+++ Given records +++
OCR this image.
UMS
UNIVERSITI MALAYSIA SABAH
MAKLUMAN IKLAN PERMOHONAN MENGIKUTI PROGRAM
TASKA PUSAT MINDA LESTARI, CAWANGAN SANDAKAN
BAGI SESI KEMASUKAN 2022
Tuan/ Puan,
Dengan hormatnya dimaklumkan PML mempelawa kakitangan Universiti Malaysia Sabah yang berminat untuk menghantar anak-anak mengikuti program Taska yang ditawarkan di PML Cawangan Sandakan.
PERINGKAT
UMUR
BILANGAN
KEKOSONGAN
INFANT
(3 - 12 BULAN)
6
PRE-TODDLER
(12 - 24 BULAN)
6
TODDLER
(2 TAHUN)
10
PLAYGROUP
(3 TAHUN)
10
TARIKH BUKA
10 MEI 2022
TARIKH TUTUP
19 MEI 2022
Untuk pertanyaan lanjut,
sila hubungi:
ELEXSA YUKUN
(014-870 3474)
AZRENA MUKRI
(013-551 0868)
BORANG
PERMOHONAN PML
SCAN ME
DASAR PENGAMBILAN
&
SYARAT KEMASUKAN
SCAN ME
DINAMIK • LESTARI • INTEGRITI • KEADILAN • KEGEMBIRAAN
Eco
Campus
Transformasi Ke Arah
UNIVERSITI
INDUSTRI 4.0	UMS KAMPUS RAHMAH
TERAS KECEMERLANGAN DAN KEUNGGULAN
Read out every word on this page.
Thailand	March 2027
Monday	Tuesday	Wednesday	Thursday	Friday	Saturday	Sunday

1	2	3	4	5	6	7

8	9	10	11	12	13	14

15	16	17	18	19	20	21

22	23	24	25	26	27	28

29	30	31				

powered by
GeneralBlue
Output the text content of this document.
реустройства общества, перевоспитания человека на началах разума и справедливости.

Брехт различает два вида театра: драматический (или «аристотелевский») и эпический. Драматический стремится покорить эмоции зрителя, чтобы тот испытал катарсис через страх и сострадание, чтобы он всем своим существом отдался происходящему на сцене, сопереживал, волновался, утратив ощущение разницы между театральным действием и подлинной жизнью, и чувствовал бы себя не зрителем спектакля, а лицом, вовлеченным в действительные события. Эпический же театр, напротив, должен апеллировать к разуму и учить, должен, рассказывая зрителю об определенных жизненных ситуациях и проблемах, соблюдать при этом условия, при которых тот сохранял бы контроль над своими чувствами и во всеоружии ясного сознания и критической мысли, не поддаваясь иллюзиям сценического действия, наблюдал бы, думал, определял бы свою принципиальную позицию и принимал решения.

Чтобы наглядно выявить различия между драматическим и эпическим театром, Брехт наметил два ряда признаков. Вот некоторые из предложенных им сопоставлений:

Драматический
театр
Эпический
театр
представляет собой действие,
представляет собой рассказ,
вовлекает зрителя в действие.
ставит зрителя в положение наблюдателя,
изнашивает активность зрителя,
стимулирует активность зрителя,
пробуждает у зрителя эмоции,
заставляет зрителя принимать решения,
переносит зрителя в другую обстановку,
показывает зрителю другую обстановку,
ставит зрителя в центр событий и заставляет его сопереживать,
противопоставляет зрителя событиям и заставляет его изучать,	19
+++
Write the material out again in its entirety, exactly as shown.

§ Task result
OCR this image.
UMS
UNIVERSITI MALAYSIA SABAH
MAKLUMAN IKLAN PERMOHONAN MENGIKUTI PROGRAM
TASKA PUSAT MINDA LESTARI, CAWANGAN SANDAKAN
BAGI SESI KEMASUKAN 2022
Tuan/ Puan,
Dengan hormatnya dimaklumkan PML mempelawa kakitangan Universiti Malaysia Sabah yang berminat untuk menghantar anak-anak mengikuti program Taska yang ditawarkan di PML Cawangan Sandakan.
PERINGKAT
UMUR
BILANGAN
KEKOSONGAN
INFANT
(3 - 12 BULAN)
6
PRE-TODDLER
(12 - 24 BULAN)
6
TODDLER
(2 TAHUN)
10
PLAYGROUP
(3 TAHUN)
10
TARIKH BUKA
10 MEI 2022
TARIKH TUTUP
19 MEI 2022
Untuk pertanyaan lanjut,
sila hubungi:
ELEXSA YUKUN
(014-870 3474)
AZRENA MUKRI
(013-551 0868)
BORANG
PERMOHONAN PML
SCAN ME
DASAR PENGAMBILAN
&
SYARAT KEMASUKAN
SCAN ME
DINAMIK • LESTARI • INTEGRITI • KEADILAN • KEGEMBIRAAN
Eco
Campus
Transformasi Ke Arah
UNIVERSITI
INDUSTRI 4.0	UMS KAMPUS RAHMAH
TERAS KECEMERLANGAN DAN KEUNGGULAN
Read out every word on this page.
Thailand	March 2027
Monday	Tuesday	Wednesday	Thursday	Friday	Saturday	Sunday

1	2	3	4	5	6	7

8	9	10	11	12	13	14

15	16	17	18	19	20	21

22	23	24	25	26	27	28

29	30	31				

powered by
GeneralBlue
Output the text content of this document.
реустройства общества, перевоспитания человека на началах разума и справедливости.

Брехт различает два вида театра: драматический (или «аристотелевский») и эпический. Драматический стремится покорить эмоции зрителя, чтобы тот испытал катарсис через страх и сострадание, чтобы он всем своим существом отдался происходящему на сцене, сопереживал, волновался, утратив ощущение разницы между театральным действием и подлинной жизнью, и чувствовал бы себя не зрителем спектакля, а лицом, вовлеченным в действительные события. Эпический же театр, напротив, должен апеллировать к разуму и учить, должен, рассказывая зрителю об определенных жизненных ситуациях и проблемах, соблюдать при этом условия, при которых тот сохранял бы контроль над своими чувствами и во всеоружии ясного сознания и критической мысли, не поддаваясь иллюзиям сценического действия, наблюдал бы, думал, определял бы свою принципиальную позицию и принимал решения.

Чтобы наглядно выявить различия между драматическим и эпическим театром, Брехт наметил два ряда признаков. Вот некоторые из предложенных им сопоставлений:

Драматический
театр
Эпический
театр
представляет собой действие,
представляет собой рассказ,
вовлекает зрителя в действие.
ставит зрителя в положение наблюдателя,
изнашивает активность зрителя,
стимулирует активность зрителя,
пробуждает у зрителя эмоции,
заставляет зрителя принимать решения,
переносит зрителя в другую обстановку,
показывает зрителю другую обстановку,
ставит зрителя в центр событий и заставляет его сопереживать,
противопоставляет зрителя событиям и заставляет его изучать,	19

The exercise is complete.